- **Aim of the exercise**
Write out the material exactly, with the pictures left out.

- **Records for this task**
________________________________________

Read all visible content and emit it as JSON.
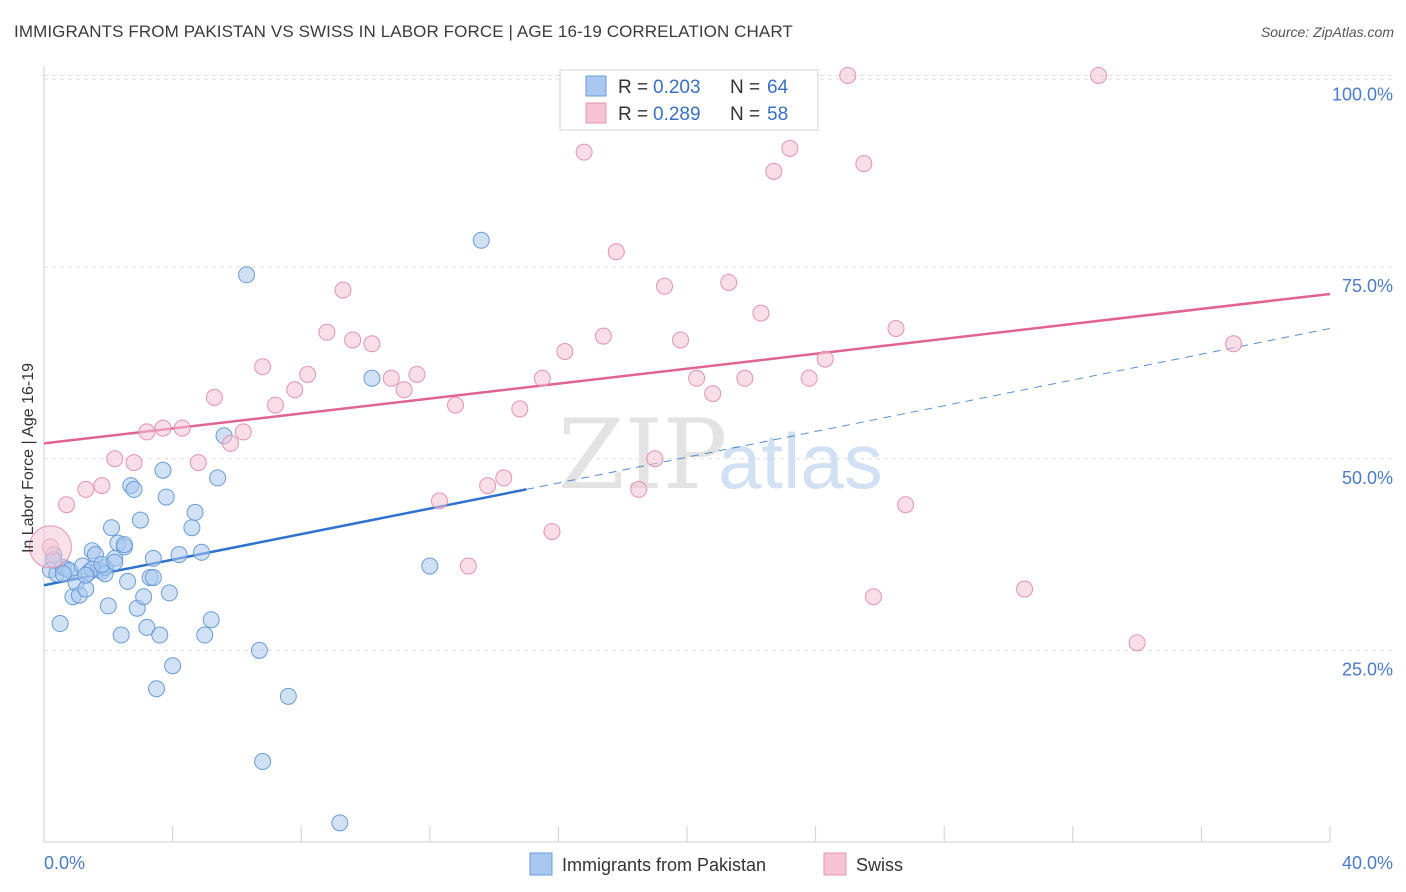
{
  "title": "IMMIGRANTS FROM PAKISTAN VS SWISS IN LABOR FORCE | AGE 16-19 CORRELATION CHART",
  "source": "Source: ZipAtlas.com",
  "watermark": {
    "zip": "ZIP",
    "atlas": "atlas"
  },
  "colors": {
    "blue_fill": "#a9c8ef",
    "blue_stroke": "#6a9bd8",
    "blue_line": "#2e72cc",
    "pink_fill": "#f6c3d3",
    "pink_stroke": "#e394ad",
    "pink_line": "#e0648e",
    "axis_text": "#4b7bc8",
    "grid": "#dddddd"
  },
  "legend_top": {
    "rows": [
      {
        "r_label": "R = ",
        "r_value": "0.203",
        "n_label": "N = ",
        "n_value": "64",
        "series": "blue"
      },
      {
        "r_label": "R = ",
        "r_value": "0.289",
        "n_label": "N = ",
        "n_value": "58",
        "series": "pink"
      }
    ]
  },
  "legend_bottom": [
    {
      "label": "Immigrants from Pakistan",
      "series": "blue"
    },
    {
      "label": "Swiss",
      "series": "pink"
    }
  ],
  "chart_data": {
    "type": "scatter",
    "title": "IMMIGRANTS FROM PAKISTAN VS SWISS IN LABOR FORCE | AGE 16-19 CORRELATION CHART",
    "xlabel": "",
    "ylabel": "In Labor Force | Age 16-19",
    "xlim": [
      0,
      40
    ],
    "ylim": [
      0,
      100
    ],
    "x_tick_labels": [
      "0.0%",
      "40.0%"
    ],
    "y_ticks": [
      25,
      50,
      75,
      100
    ],
    "y_tick_labels": [
      "25.0%",
      "50.0%",
      "75.0%",
      "100.0%"
    ],
    "series": [
      {
        "name": "Immigrants from Pakistan",
        "color": "blue",
        "R": 0.203,
        "N": 64,
        "trend": {
          "x0": 0,
          "y0": 33.5,
          "x1": 15.0,
          "y1": 46.0,
          "dash_x1": 40,
          "dash_y1": 67.0
        },
        "points": [
          [
            0.2,
            35.5
          ],
          [
            0.3,
            37.5
          ],
          [
            0.4,
            35.0
          ],
          [
            0.5,
            28.5
          ],
          [
            0.6,
            35.8
          ],
          [
            0.7,
            35.6
          ],
          [
            0.8,
            35.4
          ],
          [
            0.9,
            32.0
          ],
          [
            1.0,
            33.8
          ],
          [
            1.1,
            32.2
          ],
          [
            1.2,
            36.0
          ],
          [
            1.3,
            33.0
          ],
          [
            1.4,
            35.2
          ],
          [
            1.5,
            38.0
          ],
          [
            1.6,
            37.5
          ],
          [
            1.7,
            35.5
          ],
          [
            1.8,
            35.3
          ],
          [
            1.9,
            35.8
          ],
          [
            2.0,
            30.8
          ],
          [
            2.1,
            41.0
          ],
          [
            2.2,
            37.0
          ],
          [
            2.3,
            39.0
          ],
          [
            2.4,
            27.0
          ],
          [
            2.5,
            38.5
          ],
          [
            2.6,
            34.0
          ],
          [
            2.7,
            46.5
          ],
          [
            2.8,
            46.0
          ],
          [
            2.9,
            30.5
          ],
          [
            3.0,
            42.0
          ],
          [
            3.1,
            32.0
          ],
          [
            3.2,
            28.0
          ],
          [
            3.3,
            34.5
          ],
          [
            3.4,
            34.5
          ],
          [
            3.5,
            20.0
          ],
          [
            3.6,
            27.0
          ],
          [
            3.7,
            48.5
          ],
          [
            3.8,
            45.0
          ],
          [
            3.9,
            32.5
          ],
          [
            4.0,
            23.0
          ],
          [
            4.2,
            37.5
          ],
          [
            4.6,
            41.0
          ],
          [
            4.7,
            43.0
          ],
          [
            4.9,
            37.8
          ],
          [
            5.0,
            27.0
          ],
          [
            5.2,
            29.0
          ],
          [
            5.4,
            47.5
          ],
          [
            5.6,
            53.0
          ],
          [
            6.3,
            74.0
          ],
          [
            6.7,
            25.0
          ],
          [
            6.8,
            10.5
          ],
          [
            7.6,
            19.0
          ],
          [
            9.2,
            2.5
          ],
          [
            10.2,
            60.5
          ],
          [
            12.0,
            36.0
          ],
          [
            13.6,
            78.5
          ],
          [
            0.3,
            36.8
          ],
          [
            1.5,
            35.6
          ],
          [
            1.9,
            35.0
          ],
          [
            2.5,
            38.8
          ],
          [
            0.6,
            35.0
          ],
          [
            1.8,
            36.2
          ],
          [
            2.2,
            36.5
          ],
          [
            3.4,
            37.0
          ],
          [
            1.3,
            34.8
          ]
        ]
      },
      {
        "name": "Swiss",
        "color": "pink",
        "R": 0.289,
        "N": 58,
        "trend": {
          "x0": 0,
          "y0": 52.0,
          "x1": 40,
          "y1": 71.5
        },
        "points": [
          [
            0.2,
            38.5
          ],
          [
            0.7,
            44.0
          ],
          [
            1.3,
            46.0
          ],
          [
            1.8,
            46.5
          ],
          [
            2.2,
            50.0
          ],
          [
            2.8,
            49.5
          ],
          [
            3.2,
            53.5
          ],
          [
            3.7,
            54.0
          ],
          [
            4.3,
            54.0
          ],
          [
            4.8,
            49.5
          ],
          [
            5.3,
            58.0
          ],
          [
            5.8,
            52.0
          ],
          [
            6.2,
            53.5
          ],
          [
            6.8,
            62.0
          ],
          [
            7.2,
            57.0
          ],
          [
            7.8,
            59.0
          ],
          [
            8.2,
            61.0
          ],
          [
            8.8,
            66.5
          ],
          [
            9.3,
            72.0
          ],
          [
            9.6,
            65.5
          ],
          [
            10.2,
            65.0
          ],
          [
            10.8,
            60.5
          ],
          [
            11.2,
            59.0
          ],
          [
            11.6,
            61.0
          ],
          [
            12.3,
            44.5
          ],
          [
            12.8,
            57.0
          ],
          [
            13.2,
            36.0
          ],
          [
            13.8,
            46.5
          ],
          [
            14.3,
            47.5
          ],
          [
            14.8,
            56.5
          ],
          [
            15.5,
            60.5
          ],
          [
            15.8,
            40.5
          ],
          [
            16.2,
            64.0
          ],
          [
            16.8,
            90.0
          ],
          [
            17.4,
            66.0
          ],
          [
            17.8,
            77.0
          ],
          [
            18.5,
            46.0
          ],
          [
            19.0,
            50.0
          ],
          [
            19.3,
            72.5
          ],
          [
            19.8,
            65.5
          ],
          [
            20.3,
            60.5
          ],
          [
            20.8,
            58.5
          ],
          [
            21.3,
            73.0
          ],
          [
            21.8,
            60.5
          ],
          [
            22.3,
            69.0
          ],
          [
            22.7,
            87.5
          ],
          [
            23.2,
            90.5
          ],
          [
            23.8,
            60.5
          ],
          [
            24.3,
            63.0
          ],
          [
            25.0,
            100.0
          ],
          [
            25.5,
            88.5
          ],
          [
            25.8,
            32.0
          ],
          [
            26.5,
            67.0
          ],
          [
            26.8,
            44.0
          ],
          [
            30.5,
            33.0
          ],
          [
            32.8,
            100.0
          ],
          [
            34.0,
            26.0
          ],
          [
            37.0,
            65.0
          ]
        ]
      }
    ]
  }
}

________________________________________

- **Output for this exercise**
Read all visible content and emit it as JSON.
{
  "title": "IMMIGRANTS FROM PAKISTAN VS SWISS IN LABOR FORCE | AGE 16-19 CORRELATION CHART",
  "source": "Source: ZipAtlas.com",
  "watermark": {
    "zip": "ZIP",
    "atlas": "atlas"
  },
  "colors": {
    "blue_fill": "#a9c8ef",
    "blue_stroke": "#6a9bd8",
    "blue_line": "#2e72cc",
    "pink_fill": "#f6c3d3",
    "pink_stroke": "#e394ad",
    "pink_line": "#e0648e",
    "axis_text": "#4b7bc8",
    "grid": "#dddddd"
  },
  "legend_top": {
    "rows": [
      {
        "r_label": "R = ",
        "r_value": "0.203",
        "n_label": "N = ",
        "n_value": "64",
        "series": "blue"
      },
      {
        "r_label": "R = ",
        "r_value": "0.289",
        "n_label": "N = ",
        "n_value": "58",
        "series": "pink"
      }
    ]
  },
  "legend_bottom": [
    {
      "label": "Immigrants from Pakistan",
      "series": "blue"
    },
    {
      "label": "Swiss",
      "series": "pink"
    }
  ],
  "chart_data": {
    "type": "scatter",
    "title": "IMMIGRANTS FROM PAKISTAN VS SWISS IN LABOR FORCE | AGE 16-19 CORRELATION CHART",
    "xlabel": "",
    "ylabel": "In Labor Force | Age 16-19",
    "xlim": [
      0,
      40
    ],
    "ylim": [
      0,
      100
    ],
    "x_tick_labels": [
      "0.0%",
      "40.0%"
    ],
    "y_ticks": [
      25,
      50,
      75,
      100
    ],
    "y_tick_labels": [
      "25.0%",
      "50.0%",
      "75.0%",
      "100.0%"
    ],
    "series": [
      {
        "name": "Immigrants from Pakistan",
        "color": "blue",
        "R": 0.203,
        "N": 64,
        "trend": {
          "x0": 0,
          "y0": 33.5,
          "x1": 15.0,
          "y1": 46.0,
          "dash_x1": 40,
          "dash_y1": 67.0
        },
        "points": [
          [
            0.2,
            35.5
          ],
          [
            0.3,
            37.5
          ],
          [
            0.4,
            35.0
          ],
          [
            0.5,
            28.5
          ],
          [
            0.6,
            35.8
          ],
          [
            0.7,
            35.6
          ],
          [
            0.8,
            35.4
          ],
          [
            0.9,
            32.0
          ],
          [
            1.0,
            33.8
          ],
          [
            1.1,
            32.2
          ],
          [
            1.2,
            36.0
          ],
          [
            1.3,
            33.0
          ],
          [
            1.4,
            35.2
          ],
          [
            1.5,
            38.0
          ],
          [
            1.6,
            37.5
          ],
          [
            1.7,
            35.5
          ],
          [
            1.8,
            35.3
          ],
          [
            1.9,
            35.8
          ],
          [
            2.0,
            30.8
          ],
          [
            2.1,
            41.0
          ],
          [
            2.2,
            37.0
          ],
          [
            2.3,
            39.0
          ],
          [
            2.4,
            27.0
          ],
          [
            2.5,
            38.5
          ],
          [
            2.6,
            34.0
          ],
          [
            2.7,
            46.5
          ],
          [
            2.8,
            46.0
          ],
          [
            2.9,
            30.5
          ],
          [
            3.0,
            42.0
          ],
          [
            3.1,
            32.0
          ],
          [
            3.2,
            28.0
          ],
          [
            3.3,
            34.5
          ],
          [
            3.4,
            34.5
          ],
          [
            3.5,
            20.0
          ],
          [
            3.6,
            27.0
          ],
          [
            3.7,
            48.5
          ],
          [
            3.8,
            45.0
          ],
          [
            3.9,
            32.5
          ],
          [
            4.0,
            23.0
          ],
          [
            4.2,
            37.5
          ],
          [
            4.6,
            41.0
          ],
          [
            4.7,
            43.0
          ],
          [
            4.9,
            37.8
          ],
          [
            5.0,
            27.0
          ],
          [
            5.2,
            29.0
          ],
          [
            5.4,
            47.5
          ],
          [
            5.6,
            53.0
          ],
          [
            6.3,
            74.0
          ],
          [
            6.7,
            25.0
          ],
          [
            6.8,
            10.5
          ],
          [
            7.6,
            19.0
          ],
          [
            9.2,
            2.5
          ],
          [
            10.2,
            60.5
          ],
          [
            12.0,
            36.0
          ],
          [
            13.6,
            78.5
          ],
          [
            0.3,
            36.8
          ],
          [
            1.5,
            35.6
          ],
          [
            1.9,
            35.0
          ],
          [
            2.5,
            38.8
          ],
          [
            0.6,
            35.0
          ],
          [
            1.8,
            36.2
          ],
          [
            2.2,
            36.5
          ],
          [
            3.4,
            37.0
          ],
          [
            1.3,
            34.8
          ]
        ]
      },
      {
        "name": "Swiss",
        "color": "pink",
        "R": 0.289,
        "N": 58,
        "trend": {
          "x0": 0,
          "y0": 52.0,
          "x1": 40,
          "y1": 71.5
        },
        "points": [
          [
            0.2,
            38.5
          ],
          [
            0.7,
            44.0
          ],
          [
            1.3,
            46.0
          ],
          [
            1.8,
            46.5
          ],
          [
            2.2,
            50.0
          ],
          [
            2.8,
            49.5
          ],
          [
            3.2,
            53.5
          ],
          [
            3.7,
            54.0
          ],
          [
            4.3,
            54.0
          ],
          [
            4.8,
            49.5
          ],
          [
            5.3,
            58.0
          ],
          [
            5.8,
            52.0
          ],
          [
            6.2,
            53.5
          ],
          [
            6.8,
            62.0
          ],
          [
            7.2,
            57.0
          ],
          [
            7.8,
            59.0
          ],
          [
            8.2,
            61.0
          ],
          [
            8.8,
            66.5
          ],
          [
            9.3,
            72.0
          ],
          [
            9.6,
            65.5
          ],
          [
            10.2,
            65.0
          ],
          [
            10.8,
            60.5
          ],
          [
            11.2,
            59.0
          ],
          [
            11.6,
            61.0
          ],
          [
            12.3,
            44.5
          ],
          [
            12.8,
            57.0
          ],
          [
            13.2,
            36.0
          ],
          [
            13.8,
            46.5
          ],
          [
            14.3,
            47.5
          ],
          [
            14.8,
            56.5
          ],
          [
            15.5,
            60.5
          ],
          [
            15.8,
            40.5
          ],
          [
            16.2,
            64.0
          ],
          [
            16.8,
            90.0
          ],
          [
            17.4,
            66.0
          ],
          [
            17.8,
            77.0
          ],
          [
            18.5,
            46.0
          ],
          [
            19.0,
            50.0
          ],
          [
            19.3,
            72.5
          ],
          [
            19.8,
            65.5
          ],
          [
            20.3,
            60.5
          ],
          [
            20.8,
            58.5
          ],
          [
            21.3,
            73.0
          ],
          [
            21.8,
            60.5
          ],
          [
            22.3,
            69.0
          ],
          [
            22.7,
            87.5
          ],
          [
            23.2,
            90.5
          ],
          [
            23.8,
            60.5
          ],
          [
            24.3,
            63.0
          ],
          [
            25.0,
            100.0
          ],
          [
            25.5,
            88.5
          ],
          [
            25.8,
            32.0
          ],
          [
            26.5,
            67.0
          ],
          [
            26.8,
            44.0
          ],
          [
            30.5,
            33.0
          ],
          [
            32.8,
            100.0
          ],
          [
            34.0,
            26.0
          ],
          [
            37.0,
            65.0
          ]
        ]
      }
    ]
  }
}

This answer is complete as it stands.